Start of Supplied data
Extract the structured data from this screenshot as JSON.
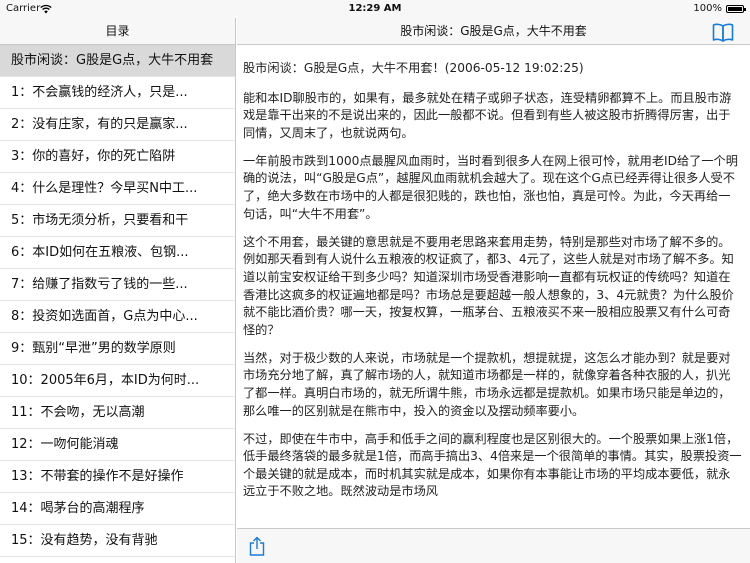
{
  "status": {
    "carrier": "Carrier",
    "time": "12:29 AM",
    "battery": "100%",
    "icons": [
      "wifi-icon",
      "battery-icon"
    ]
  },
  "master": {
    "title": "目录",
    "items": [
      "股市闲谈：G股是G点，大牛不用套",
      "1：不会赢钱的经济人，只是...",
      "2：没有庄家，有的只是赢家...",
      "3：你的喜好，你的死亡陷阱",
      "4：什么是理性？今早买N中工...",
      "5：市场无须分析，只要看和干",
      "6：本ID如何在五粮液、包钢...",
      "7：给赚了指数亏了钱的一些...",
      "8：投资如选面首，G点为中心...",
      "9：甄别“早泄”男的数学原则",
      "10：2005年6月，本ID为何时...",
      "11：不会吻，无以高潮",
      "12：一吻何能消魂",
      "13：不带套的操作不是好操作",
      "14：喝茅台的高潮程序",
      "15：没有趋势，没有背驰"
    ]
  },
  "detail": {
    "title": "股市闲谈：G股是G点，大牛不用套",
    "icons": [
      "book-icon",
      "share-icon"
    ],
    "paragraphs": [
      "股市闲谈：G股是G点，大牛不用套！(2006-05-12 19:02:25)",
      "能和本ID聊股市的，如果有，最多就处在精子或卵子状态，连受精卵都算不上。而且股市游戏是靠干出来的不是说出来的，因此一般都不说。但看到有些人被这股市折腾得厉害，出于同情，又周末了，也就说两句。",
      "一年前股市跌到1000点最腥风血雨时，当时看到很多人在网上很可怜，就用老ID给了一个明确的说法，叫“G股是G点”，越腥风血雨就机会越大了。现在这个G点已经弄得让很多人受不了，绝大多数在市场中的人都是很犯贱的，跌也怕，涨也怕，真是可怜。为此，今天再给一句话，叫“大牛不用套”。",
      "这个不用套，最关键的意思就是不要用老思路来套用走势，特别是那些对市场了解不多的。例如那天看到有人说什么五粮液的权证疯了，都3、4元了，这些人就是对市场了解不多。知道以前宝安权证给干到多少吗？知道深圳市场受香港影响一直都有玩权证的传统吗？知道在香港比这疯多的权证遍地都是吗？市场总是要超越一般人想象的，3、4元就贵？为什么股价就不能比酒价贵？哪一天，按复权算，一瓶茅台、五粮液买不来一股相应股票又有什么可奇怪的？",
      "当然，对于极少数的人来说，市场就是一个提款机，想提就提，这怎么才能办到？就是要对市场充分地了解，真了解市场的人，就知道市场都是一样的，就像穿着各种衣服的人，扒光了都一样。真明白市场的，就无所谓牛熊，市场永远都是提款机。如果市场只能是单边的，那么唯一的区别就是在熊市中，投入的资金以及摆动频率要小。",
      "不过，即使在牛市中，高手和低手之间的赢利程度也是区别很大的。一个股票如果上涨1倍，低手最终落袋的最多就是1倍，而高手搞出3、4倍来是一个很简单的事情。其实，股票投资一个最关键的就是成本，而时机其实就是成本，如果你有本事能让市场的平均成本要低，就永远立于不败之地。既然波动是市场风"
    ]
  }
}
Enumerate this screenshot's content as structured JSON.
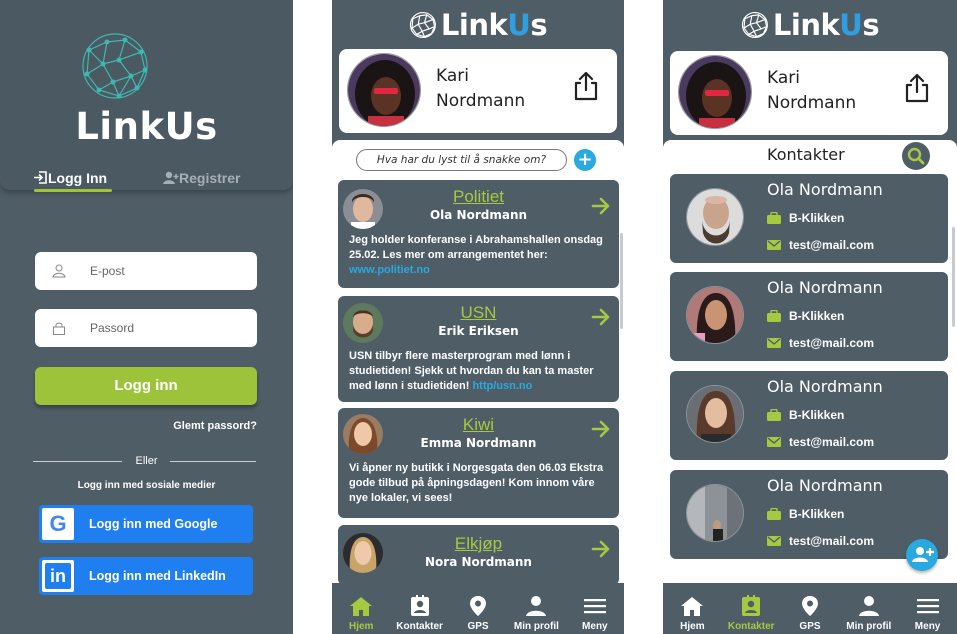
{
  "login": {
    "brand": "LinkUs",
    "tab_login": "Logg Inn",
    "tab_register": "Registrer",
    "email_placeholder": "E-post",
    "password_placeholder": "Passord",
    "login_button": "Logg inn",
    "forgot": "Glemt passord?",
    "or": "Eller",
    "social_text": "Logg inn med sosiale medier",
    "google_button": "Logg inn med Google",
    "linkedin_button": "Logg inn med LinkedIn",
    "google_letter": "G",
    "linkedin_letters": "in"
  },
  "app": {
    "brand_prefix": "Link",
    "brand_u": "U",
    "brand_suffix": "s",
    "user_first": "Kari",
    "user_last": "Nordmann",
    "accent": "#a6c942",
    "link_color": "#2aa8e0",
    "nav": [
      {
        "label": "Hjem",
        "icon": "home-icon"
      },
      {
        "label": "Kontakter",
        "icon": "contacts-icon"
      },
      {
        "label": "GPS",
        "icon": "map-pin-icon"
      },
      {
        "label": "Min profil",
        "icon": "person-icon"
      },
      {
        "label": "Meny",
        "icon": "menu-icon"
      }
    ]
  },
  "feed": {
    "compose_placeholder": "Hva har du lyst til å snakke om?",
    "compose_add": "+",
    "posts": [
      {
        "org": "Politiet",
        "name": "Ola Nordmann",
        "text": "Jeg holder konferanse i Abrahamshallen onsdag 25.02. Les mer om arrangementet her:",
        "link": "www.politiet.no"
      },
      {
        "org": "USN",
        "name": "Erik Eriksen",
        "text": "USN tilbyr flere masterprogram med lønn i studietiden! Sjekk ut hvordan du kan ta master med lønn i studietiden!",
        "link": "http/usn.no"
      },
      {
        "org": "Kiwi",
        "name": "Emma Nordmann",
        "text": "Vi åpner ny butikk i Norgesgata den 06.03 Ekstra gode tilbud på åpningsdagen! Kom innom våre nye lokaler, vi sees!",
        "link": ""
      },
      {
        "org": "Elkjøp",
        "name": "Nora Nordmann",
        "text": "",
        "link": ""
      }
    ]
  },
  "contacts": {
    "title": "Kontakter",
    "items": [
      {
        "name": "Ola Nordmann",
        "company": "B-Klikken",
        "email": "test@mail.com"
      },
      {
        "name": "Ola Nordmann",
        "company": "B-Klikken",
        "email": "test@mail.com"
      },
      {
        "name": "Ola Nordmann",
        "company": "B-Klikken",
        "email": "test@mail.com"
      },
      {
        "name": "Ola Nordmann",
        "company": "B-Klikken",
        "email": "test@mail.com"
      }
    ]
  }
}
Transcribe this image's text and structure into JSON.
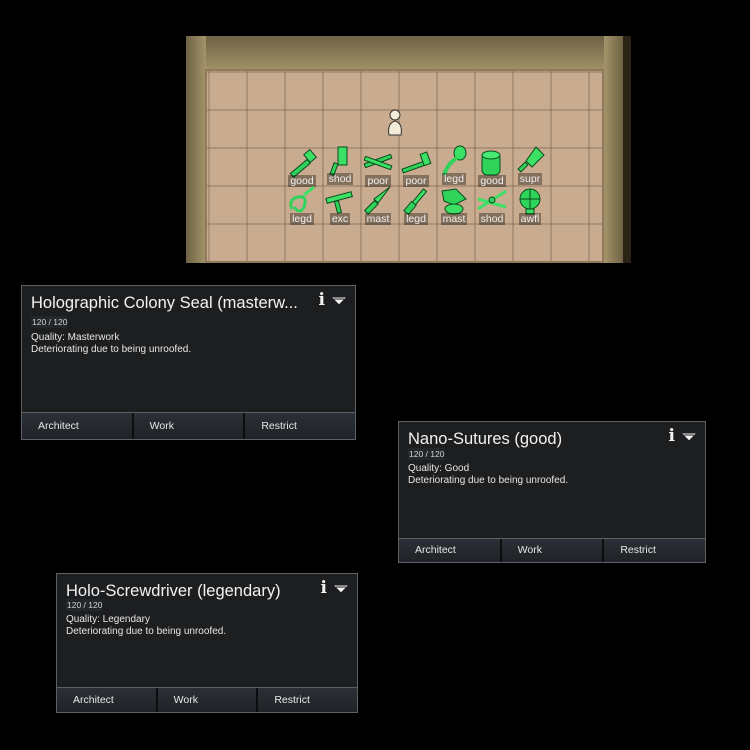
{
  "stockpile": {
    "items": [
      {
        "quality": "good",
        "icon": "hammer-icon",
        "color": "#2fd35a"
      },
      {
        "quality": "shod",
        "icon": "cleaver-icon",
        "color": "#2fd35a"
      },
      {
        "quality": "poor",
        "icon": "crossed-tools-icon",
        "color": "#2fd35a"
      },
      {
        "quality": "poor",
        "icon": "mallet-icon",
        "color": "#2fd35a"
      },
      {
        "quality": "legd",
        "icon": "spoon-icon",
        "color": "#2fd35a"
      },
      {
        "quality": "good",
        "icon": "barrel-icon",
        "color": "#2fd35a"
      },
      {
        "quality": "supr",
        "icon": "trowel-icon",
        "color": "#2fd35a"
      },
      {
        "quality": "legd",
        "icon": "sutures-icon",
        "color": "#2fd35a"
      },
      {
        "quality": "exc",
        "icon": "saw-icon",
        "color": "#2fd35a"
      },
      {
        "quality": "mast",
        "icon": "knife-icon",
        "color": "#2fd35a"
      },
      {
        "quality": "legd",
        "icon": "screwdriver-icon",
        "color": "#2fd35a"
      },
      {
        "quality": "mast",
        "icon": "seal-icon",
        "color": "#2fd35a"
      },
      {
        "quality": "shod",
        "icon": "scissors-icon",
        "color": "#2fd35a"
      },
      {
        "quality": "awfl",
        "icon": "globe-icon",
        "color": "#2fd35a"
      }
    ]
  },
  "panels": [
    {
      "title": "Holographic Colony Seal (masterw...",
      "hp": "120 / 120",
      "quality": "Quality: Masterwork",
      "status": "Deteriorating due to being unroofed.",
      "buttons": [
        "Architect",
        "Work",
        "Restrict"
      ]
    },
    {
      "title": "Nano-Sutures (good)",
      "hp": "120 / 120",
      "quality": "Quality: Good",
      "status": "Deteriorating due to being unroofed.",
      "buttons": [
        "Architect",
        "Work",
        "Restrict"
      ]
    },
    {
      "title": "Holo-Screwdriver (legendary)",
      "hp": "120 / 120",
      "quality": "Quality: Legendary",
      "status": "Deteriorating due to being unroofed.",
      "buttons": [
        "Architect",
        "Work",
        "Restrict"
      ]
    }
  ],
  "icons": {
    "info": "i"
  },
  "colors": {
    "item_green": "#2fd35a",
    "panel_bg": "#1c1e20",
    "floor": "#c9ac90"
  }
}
End of Supplied data
Start of Supplied data
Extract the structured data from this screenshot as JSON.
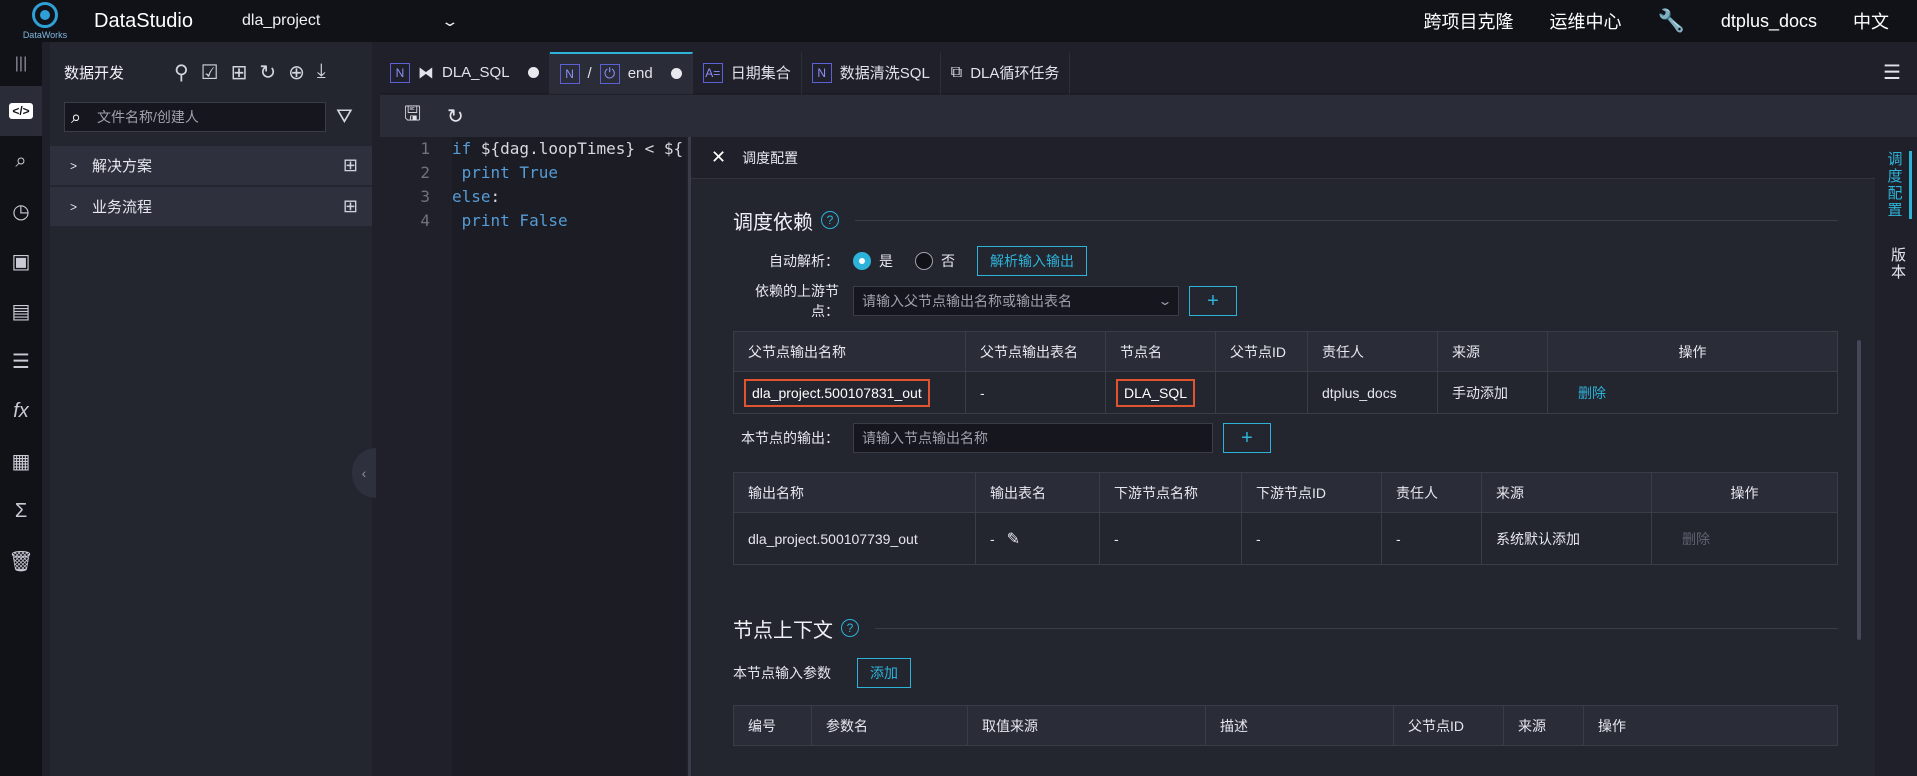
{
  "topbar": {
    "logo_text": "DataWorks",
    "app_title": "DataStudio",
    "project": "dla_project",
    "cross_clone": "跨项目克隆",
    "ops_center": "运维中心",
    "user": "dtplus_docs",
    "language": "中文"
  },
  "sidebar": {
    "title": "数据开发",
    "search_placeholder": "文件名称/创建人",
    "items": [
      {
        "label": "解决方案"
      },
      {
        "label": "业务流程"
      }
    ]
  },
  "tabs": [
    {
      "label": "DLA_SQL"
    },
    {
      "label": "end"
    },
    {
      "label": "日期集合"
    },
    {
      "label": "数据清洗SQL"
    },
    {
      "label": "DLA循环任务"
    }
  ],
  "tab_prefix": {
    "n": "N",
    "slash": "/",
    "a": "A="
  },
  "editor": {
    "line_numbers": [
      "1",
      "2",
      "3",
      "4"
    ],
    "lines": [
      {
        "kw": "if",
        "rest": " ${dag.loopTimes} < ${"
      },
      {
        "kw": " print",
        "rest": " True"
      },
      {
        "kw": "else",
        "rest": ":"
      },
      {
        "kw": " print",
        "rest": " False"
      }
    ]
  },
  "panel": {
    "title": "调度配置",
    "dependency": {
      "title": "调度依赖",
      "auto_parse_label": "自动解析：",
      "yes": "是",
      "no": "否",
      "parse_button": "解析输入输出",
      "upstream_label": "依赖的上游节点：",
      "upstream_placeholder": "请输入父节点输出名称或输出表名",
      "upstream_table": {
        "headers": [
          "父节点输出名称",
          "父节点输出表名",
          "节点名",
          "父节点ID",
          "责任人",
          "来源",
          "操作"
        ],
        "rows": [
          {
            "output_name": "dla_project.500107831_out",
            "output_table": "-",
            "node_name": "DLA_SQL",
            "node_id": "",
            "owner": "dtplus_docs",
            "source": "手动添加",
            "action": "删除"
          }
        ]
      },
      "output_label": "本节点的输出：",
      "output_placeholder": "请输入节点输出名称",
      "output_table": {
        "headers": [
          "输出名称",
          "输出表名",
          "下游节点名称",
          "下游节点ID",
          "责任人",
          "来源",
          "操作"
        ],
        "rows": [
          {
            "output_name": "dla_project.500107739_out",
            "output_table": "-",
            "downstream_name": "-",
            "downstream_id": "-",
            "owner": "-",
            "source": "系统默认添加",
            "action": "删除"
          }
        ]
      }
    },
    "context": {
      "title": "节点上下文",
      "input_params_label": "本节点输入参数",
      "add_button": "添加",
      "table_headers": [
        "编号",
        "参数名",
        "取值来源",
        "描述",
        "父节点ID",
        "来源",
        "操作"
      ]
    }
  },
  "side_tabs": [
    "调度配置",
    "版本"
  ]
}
End of Supplied data
(Task directions)
Extract every line that has the string "JSON" in it.

(Result of this task)
Extract the structured data from this screenshot as JSON.
Enumerate this screenshot's content as structured JSON.
Transcribe this image's text and structure into JSON.
Extract the structured data from this screenshot as JSON.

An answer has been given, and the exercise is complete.